The entries that follow should be written out exactly.

** START OF Supplied material **

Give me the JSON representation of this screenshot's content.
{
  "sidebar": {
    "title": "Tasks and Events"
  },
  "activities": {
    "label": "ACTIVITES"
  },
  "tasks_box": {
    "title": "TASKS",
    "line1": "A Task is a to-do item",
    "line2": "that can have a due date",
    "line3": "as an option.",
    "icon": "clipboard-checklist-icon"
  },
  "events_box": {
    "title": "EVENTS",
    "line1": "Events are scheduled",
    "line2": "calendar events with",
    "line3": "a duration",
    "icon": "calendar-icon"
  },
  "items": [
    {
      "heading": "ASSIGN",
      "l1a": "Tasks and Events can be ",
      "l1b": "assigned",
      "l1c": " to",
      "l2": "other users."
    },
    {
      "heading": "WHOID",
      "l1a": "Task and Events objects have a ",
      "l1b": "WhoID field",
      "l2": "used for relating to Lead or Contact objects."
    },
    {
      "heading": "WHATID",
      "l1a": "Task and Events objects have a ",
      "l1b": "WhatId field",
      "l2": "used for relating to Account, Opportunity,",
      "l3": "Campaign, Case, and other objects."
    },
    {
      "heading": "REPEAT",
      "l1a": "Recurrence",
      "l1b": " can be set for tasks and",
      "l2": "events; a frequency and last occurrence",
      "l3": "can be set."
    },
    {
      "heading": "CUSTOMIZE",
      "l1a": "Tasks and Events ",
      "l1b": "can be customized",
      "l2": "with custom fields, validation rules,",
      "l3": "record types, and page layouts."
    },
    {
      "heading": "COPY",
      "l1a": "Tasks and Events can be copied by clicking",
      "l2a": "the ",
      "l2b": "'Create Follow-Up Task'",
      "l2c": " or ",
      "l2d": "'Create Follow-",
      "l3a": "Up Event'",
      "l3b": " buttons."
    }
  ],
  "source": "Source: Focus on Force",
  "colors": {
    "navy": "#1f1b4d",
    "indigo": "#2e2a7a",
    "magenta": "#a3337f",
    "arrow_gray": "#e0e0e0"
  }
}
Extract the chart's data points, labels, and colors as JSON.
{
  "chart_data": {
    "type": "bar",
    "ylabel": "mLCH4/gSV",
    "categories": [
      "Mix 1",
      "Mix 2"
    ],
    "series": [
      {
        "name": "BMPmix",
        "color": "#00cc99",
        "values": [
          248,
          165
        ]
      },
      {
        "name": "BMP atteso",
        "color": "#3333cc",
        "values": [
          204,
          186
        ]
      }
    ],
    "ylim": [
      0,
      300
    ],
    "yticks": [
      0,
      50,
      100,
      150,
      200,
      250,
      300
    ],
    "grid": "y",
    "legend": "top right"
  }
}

** END OF Supplied material **

▸ **Correct response**
Give me the JSON representation of this screenshot's content.
{
  "sidebar": {
    "title": "Tasks and Events"
  },
  "activities": {
    "label": "ACTIVITES"
  },
  "tasks_box": {
    "title": "TASKS",
    "line1": "A Task is a to-do item",
    "line2": "that can have a due date",
    "line3": "as an option.",
    "icon": "clipboard-checklist-icon"
  },
  "events_box": {
    "title": "EVENTS",
    "line1": "Events are scheduled",
    "line2": "calendar events with",
    "line3": "a duration",
    "icon": "calendar-icon"
  },
  "items": [
    {
      "heading": "ASSIGN",
      "l1a": "Tasks and Events can be ",
      "l1b": "assigned",
      "l1c": " to",
      "l2": "other users."
    },
    {
      "heading": "WHOID",
      "l1a": "Task and Events objects have a ",
      "l1b": "WhoID field",
      "l2": "used for relating to Lead or Contact objects."
    },
    {
      "heading": "WHATID",
      "l1a": "Task and Events objects have a ",
      "l1b": "WhatId field",
      "l2": "used for relating to Account, Opportunity,",
      "l3": "Campaign, Case, and other objects."
    },
    {
      "heading": "REPEAT",
      "l1a": "Recurrence",
      "l1b": " can be set for tasks and",
      "l2": "events; a frequency and last occurrence",
      "l3": "can be set."
    },
    {
      "heading": "CUSTOMIZE",
      "l1a": "Tasks and Events ",
      "l1b": "can be customized",
      "l2": "with custom fields, validation rules,",
      "l3": "record types, and page layouts."
    },
    {
      "heading": "COPY",
      "l1a": "Tasks and Events can be copied by clicking",
      "l2a": "the ",
      "l2b": "'Create Follow-Up Task'",
      "l2c": " or ",
      "l2d": "'Create Follow-",
      "l3a": "Up Event'",
      "l3b": " buttons."
    }
  ],
  "source": "Source: Focus on Force",
  "colors": {
    "navy": "#1f1b4d",
    "indigo": "#2e2a7a",
    "magenta": "#a3337f",
    "arrow_gray": "#e0e0e0"
  }
}
Extract the chart's data points, labels, and colors as JSON.
{
  "chart_data": {
    "type": "bar",
    "ylabel": "mLCH4/gSV",
    "categories": [
      "Mix 1",
      "Mix 2"
    ],
    "series": [
      {
        "name": "BMPmix",
        "color": "#00cc99",
        "values": [
          248,
          165
        ]
      },
      {
        "name": "BMP atteso",
        "color": "#3333cc",
        "values": [
          204,
          186
        ]
      }
    ],
    "ylim": [
      0,
      300
    ],
    "yticks": [
      0,
      50,
      100,
      150,
      200,
      250,
      300
    ],
    "grid": "y",
    "legend": "top right"
  }
}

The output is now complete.